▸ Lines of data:
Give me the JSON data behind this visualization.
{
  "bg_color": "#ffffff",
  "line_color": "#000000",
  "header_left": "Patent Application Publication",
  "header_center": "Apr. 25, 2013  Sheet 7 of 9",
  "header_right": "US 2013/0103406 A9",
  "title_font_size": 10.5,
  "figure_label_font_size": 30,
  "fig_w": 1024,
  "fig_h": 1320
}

▸ PROBLEM TO SOLVE: Write out all the lines again, exactly as they are.

▸ EXPECTED ANSWER:
Give me the JSON data behind this visualization.
{
  "bg_color": "#ffffff",
  "line_color": "#000000",
  "header_left": "Patent Application Publication",
  "header_center": "Apr. 25, 2013  Sheet 7 of 9",
  "header_right": "US 2013/0103406 A9",
  "title_font_size": 10.5,
  "figure_label_font_size": 30,
  "fig_w": 1024,
  "fig_h": 1320
}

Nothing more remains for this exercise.